Copy out the listing exactly.
--- Start ---
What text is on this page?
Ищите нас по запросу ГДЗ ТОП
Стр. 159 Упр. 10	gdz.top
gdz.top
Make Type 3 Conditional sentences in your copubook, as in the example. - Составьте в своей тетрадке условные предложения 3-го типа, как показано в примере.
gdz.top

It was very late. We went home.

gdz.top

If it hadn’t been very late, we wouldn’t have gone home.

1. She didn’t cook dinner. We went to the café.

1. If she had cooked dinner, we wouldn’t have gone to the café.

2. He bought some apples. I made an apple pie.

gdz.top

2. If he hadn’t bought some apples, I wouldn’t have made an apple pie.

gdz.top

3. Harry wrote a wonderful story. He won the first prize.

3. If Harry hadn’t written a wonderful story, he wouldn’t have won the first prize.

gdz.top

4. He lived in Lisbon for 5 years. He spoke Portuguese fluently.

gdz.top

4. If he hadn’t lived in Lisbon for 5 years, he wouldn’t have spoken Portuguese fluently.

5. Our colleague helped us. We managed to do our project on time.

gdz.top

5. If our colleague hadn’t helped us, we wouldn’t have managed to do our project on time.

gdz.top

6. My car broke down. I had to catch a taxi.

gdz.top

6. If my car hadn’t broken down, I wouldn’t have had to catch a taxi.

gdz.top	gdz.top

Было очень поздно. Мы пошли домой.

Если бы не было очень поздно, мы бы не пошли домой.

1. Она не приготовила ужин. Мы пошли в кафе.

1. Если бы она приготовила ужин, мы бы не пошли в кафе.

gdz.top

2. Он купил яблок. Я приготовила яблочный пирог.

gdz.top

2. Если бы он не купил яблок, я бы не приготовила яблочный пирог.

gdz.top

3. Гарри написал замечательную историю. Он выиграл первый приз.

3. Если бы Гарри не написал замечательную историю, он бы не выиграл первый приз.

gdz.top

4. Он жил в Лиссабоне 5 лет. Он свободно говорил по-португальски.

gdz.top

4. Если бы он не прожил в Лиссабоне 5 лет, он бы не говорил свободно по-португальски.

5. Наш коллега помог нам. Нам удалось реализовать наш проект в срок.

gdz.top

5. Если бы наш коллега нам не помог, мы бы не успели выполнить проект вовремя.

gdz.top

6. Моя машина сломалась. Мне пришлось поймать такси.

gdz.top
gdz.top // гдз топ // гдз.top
--- End ---
Exercise output:
What text is on this page?
Ищите нас по запросу ГДЗ ТОП
Стр. 159 Упр. 10	gdz.top
gdz.top
Make Type 3 Conditional sentences in your copubook, as in the example. - Составьте в своей тетрадке условные предложения 3-го типа, как показано в примере.
gdz.top

It was very late. We went home.

gdz.top

If it hadn’t been very late, we wouldn’t have gone home.

1. She didn’t cook dinner. We went to the café.

1. If she had cooked dinner, we wouldn’t have gone to the café.

2. He bought some apples. I made an apple pie.

gdz.top

2. If he hadn’t bought some apples, I wouldn’t have made an apple pie.

gdz.top

3. Harry wrote a wonderful story. He won the first prize.

3. If Harry hadn’t written a wonderful story, he wouldn’t have won the first prize.

gdz.top

4. He lived in Lisbon for 5 years. He spoke Portuguese fluently.

gdz.top

4. If he hadn’t lived in Lisbon for 5 years, he wouldn’t have spoken Portuguese fluently.

5. Our colleague helped us. We managed to do our project on time.

gdz.top

5. If our colleague hadn’t helped us, we wouldn’t have managed to do our project on time.

gdz.top

6. My car broke down. I had to catch a taxi.

gdz.top

6. If my car hadn’t broken down, I wouldn’t have had to catch a taxi.

gdz.top	gdz.top

Было очень поздно. Мы пошли домой.

Если бы не было очень поздно, мы бы не пошли домой.

1. Она не приготовила ужин. Мы пошли в кафе.

1. Если бы она приготовила ужин, мы бы не пошли в кафе.

gdz.top

2. Он купил яблок. Я приготовила яблочный пирог.

gdz.top

2. Если бы он не купил яблок, я бы не приготовила яблочный пирог.

gdz.top

3. Гарри написал замечательную историю. Он выиграл первый приз.

3. Если бы Гарри не написал замечательную историю, он бы не выиграл первый приз.

gdz.top

4. Он жил в Лиссабоне 5 лет. Он свободно говорил по-португальски.

gdz.top

4. Если бы он не прожил в Лиссабоне 5 лет, он бы не говорил свободно по-португальски.

5. Наш коллега помог нам. Нам удалось реализовать наш проект в срок.

gdz.top

5. Если бы наш коллега нам не помог, мы бы не успели выполнить проект вовремя.

gdz.top

6. Моя машина сломалась. Мне пришлось поймать такси.

gdz.top
gdz.top // гдз топ // гдз.top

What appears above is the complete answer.